(Stated goal): In the entries below, count the lines holding "detail". Reply with the number only.

(Stored items from a collection)
[START]

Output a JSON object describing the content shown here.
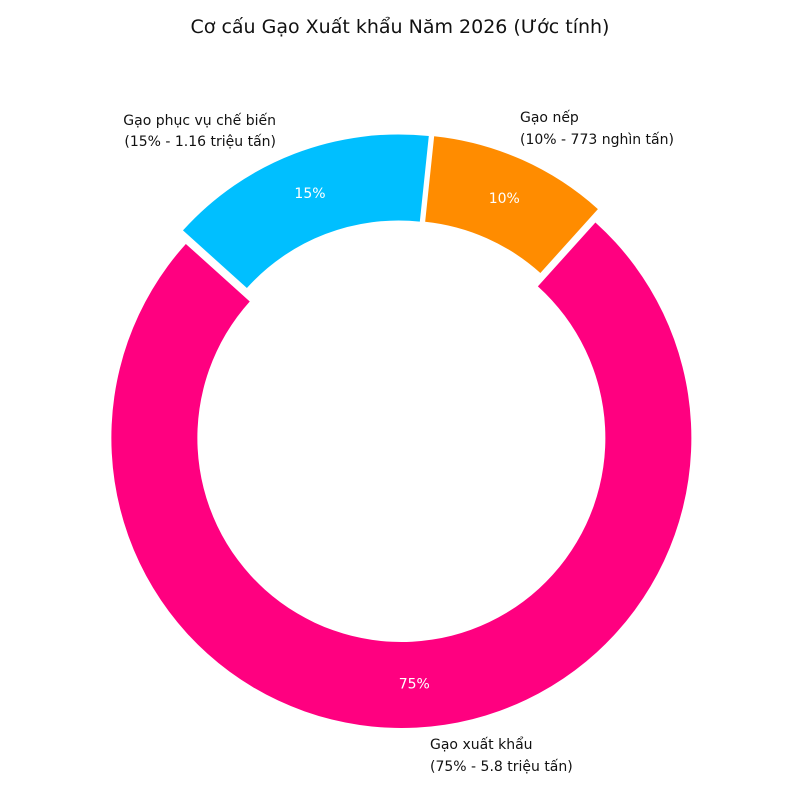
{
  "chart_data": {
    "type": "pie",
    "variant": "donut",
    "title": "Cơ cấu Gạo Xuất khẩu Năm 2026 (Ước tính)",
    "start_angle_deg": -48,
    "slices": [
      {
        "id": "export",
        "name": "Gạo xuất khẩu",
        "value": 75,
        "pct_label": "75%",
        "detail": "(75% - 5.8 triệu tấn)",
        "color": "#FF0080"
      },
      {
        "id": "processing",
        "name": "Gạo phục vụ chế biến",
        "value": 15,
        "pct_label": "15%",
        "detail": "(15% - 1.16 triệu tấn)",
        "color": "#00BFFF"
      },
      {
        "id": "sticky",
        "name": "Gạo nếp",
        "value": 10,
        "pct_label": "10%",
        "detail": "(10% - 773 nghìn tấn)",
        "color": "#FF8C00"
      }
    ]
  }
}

[END]
[START]

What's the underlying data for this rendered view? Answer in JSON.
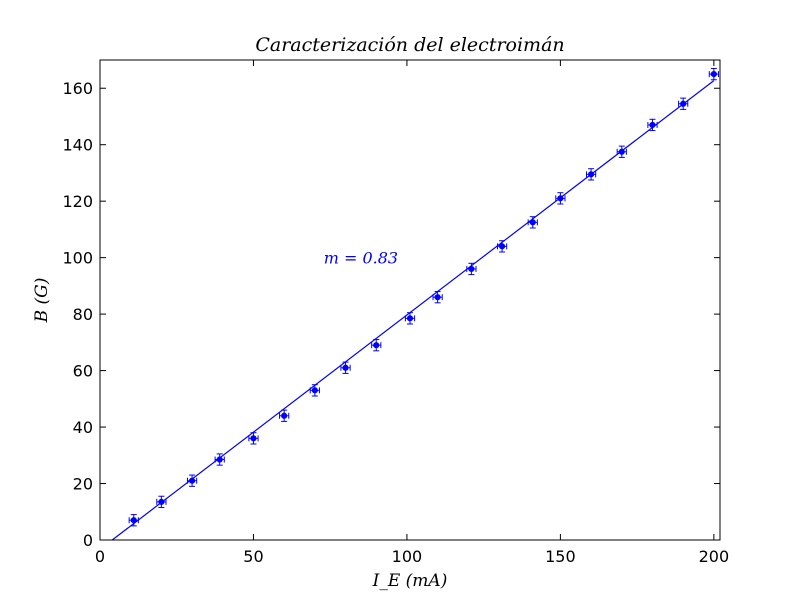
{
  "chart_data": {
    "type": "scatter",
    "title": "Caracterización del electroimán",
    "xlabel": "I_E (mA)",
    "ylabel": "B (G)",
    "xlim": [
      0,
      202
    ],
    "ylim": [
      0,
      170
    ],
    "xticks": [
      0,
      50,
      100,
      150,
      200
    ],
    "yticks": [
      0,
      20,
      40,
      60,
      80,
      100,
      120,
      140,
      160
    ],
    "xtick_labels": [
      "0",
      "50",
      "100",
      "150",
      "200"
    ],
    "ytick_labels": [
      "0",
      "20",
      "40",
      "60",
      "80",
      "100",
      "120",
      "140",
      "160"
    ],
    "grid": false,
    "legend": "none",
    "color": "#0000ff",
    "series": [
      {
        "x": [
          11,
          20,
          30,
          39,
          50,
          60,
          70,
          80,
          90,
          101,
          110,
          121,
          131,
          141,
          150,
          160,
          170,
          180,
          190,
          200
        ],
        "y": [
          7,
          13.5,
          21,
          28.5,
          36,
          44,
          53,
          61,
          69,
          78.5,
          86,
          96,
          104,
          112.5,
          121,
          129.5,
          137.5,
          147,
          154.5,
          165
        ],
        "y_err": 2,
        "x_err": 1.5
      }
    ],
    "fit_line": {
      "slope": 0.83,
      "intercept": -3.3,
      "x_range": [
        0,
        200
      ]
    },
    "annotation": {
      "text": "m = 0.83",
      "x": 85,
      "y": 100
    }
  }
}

[END]

(Exercise result): 3